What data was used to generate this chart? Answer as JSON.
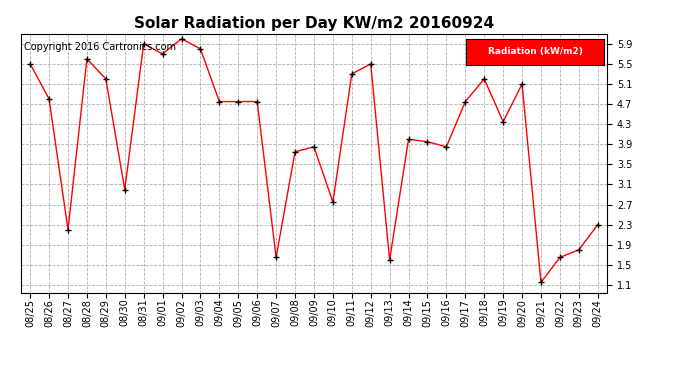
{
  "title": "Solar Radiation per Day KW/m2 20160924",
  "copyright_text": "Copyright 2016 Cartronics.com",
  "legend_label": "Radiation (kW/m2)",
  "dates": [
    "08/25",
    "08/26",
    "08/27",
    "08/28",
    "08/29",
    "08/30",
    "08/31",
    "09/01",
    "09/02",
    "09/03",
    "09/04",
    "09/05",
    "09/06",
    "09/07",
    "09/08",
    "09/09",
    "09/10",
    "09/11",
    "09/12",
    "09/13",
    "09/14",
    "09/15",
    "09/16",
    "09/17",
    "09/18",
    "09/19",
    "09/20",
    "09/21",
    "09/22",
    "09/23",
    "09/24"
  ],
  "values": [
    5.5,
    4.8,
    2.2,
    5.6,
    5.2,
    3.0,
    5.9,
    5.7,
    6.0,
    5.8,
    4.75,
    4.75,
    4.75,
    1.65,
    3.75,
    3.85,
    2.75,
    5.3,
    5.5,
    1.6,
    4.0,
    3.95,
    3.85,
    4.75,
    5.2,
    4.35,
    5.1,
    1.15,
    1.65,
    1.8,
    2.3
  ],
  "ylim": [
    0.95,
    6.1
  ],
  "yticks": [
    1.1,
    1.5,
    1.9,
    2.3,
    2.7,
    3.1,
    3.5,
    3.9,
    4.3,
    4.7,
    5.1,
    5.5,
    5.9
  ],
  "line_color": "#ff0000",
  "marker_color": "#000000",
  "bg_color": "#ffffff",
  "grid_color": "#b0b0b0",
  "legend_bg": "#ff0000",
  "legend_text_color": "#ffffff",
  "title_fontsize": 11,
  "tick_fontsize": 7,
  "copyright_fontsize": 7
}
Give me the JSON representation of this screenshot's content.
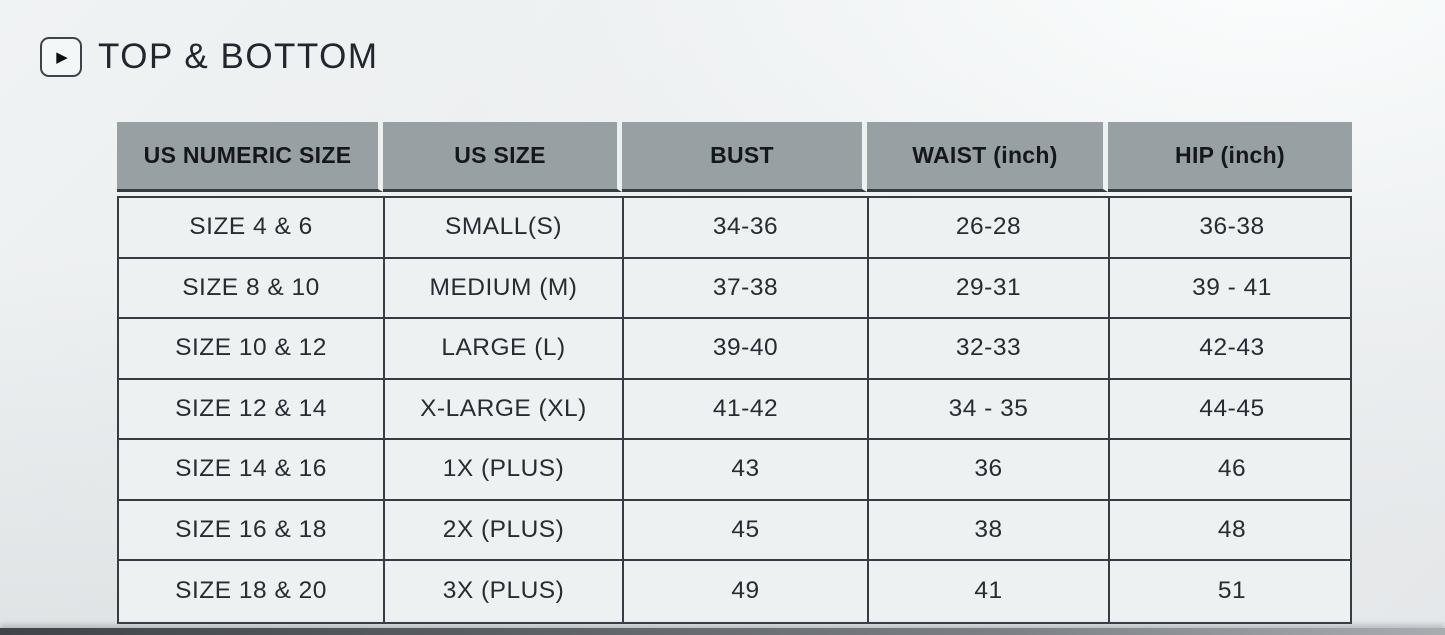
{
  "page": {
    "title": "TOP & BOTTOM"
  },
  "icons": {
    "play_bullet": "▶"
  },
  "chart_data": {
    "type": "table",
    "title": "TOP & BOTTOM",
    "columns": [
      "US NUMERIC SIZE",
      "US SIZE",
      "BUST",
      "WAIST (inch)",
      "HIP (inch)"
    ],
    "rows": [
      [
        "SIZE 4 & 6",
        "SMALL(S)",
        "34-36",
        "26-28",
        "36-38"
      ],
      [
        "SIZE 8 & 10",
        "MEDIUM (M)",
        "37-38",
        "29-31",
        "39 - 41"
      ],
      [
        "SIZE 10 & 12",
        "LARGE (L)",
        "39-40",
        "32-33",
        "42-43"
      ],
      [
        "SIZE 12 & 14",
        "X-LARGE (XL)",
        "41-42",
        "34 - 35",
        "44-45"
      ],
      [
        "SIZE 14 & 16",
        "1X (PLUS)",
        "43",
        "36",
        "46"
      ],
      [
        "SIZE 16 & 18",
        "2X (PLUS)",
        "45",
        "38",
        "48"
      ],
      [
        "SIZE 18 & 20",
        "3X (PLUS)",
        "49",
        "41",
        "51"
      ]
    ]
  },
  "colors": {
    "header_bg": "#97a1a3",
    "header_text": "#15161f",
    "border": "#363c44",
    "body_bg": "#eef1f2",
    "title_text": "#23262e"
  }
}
====
| Directions for this task |
Scan the material above for the string "JSON" and report each line where you find it.

| Written solution |
What data was used to generate this chart? Answer as JSON.
Give me the JSON representation of this screenshot's content.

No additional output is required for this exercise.